*Given exercise:*
Could you write out every record below exactly, leaving out any pictures?

** Begin **

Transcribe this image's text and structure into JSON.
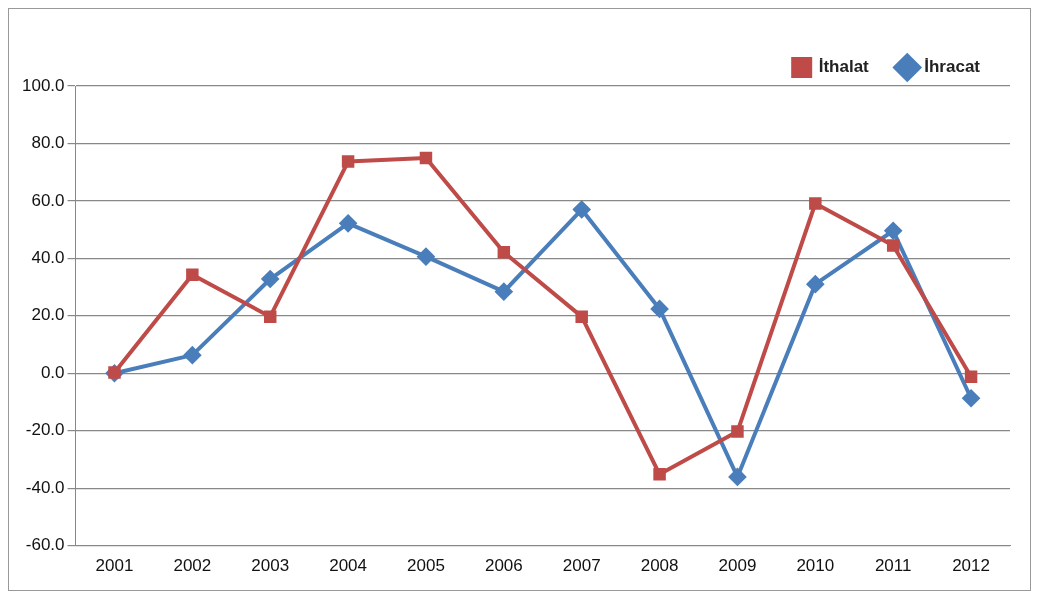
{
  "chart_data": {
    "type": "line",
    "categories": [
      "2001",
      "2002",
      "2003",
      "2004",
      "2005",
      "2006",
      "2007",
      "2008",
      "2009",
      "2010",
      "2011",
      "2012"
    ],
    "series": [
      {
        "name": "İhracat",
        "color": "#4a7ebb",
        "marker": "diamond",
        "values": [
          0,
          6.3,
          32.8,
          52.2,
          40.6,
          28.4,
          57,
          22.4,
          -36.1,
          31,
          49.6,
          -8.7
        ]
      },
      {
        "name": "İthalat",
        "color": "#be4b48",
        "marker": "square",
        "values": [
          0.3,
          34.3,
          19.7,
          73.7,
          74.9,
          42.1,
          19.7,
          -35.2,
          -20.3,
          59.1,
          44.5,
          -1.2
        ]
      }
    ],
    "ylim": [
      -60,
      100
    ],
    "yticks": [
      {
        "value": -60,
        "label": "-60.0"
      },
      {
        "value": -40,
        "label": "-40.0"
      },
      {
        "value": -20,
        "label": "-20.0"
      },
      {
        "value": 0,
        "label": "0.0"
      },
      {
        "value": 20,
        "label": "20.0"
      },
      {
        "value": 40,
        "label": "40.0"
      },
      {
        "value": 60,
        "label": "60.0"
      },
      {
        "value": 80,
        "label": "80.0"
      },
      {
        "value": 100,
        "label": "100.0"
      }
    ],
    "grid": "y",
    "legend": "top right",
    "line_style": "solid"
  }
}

** End **

*Written answer:*
Transcribe this image's text and structure into JSON.
{
  "chart_data": {
    "type": "line",
    "categories": [
      "2001",
      "2002",
      "2003",
      "2004",
      "2005",
      "2006",
      "2007",
      "2008",
      "2009",
      "2010",
      "2011",
      "2012"
    ],
    "series": [
      {
        "name": "İhracat",
        "color": "#4a7ebb",
        "marker": "diamond",
        "values": [
          0,
          6.3,
          32.8,
          52.2,
          40.6,
          28.4,
          57,
          22.4,
          -36.1,
          31,
          49.6,
          -8.7
        ]
      },
      {
        "name": "İthalat",
        "color": "#be4b48",
        "marker": "square",
        "values": [
          0.3,
          34.3,
          19.7,
          73.7,
          74.9,
          42.1,
          19.7,
          -35.2,
          -20.3,
          59.1,
          44.5,
          -1.2
        ]
      }
    ],
    "ylim": [
      -60,
      100
    ],
    "yticks": [
      {
        "value": -60,
        "label": "-60.0"
      },
      {
        "value": -40,
        "label": "-40.0"
      },
      {
        "value": -20,
        "label": "-20.0"
      },
      {
        "value": 0,
        "label": "0.0"
      },
      {
        "value": 20,
        "label": "20.0"
      },
      {
        "value": 40,
        "label": "40.0"
      },
      {
        "value": 60,
        "label": "60.0"
      },
      {
        "value": 80,
        "label": "80.0"
      },
      {
        "value": 100,
        "label": "100.0"
      }
    ],
    "grid": "y",
    "legend": "top right",
    "line_style": "solid"
  }
}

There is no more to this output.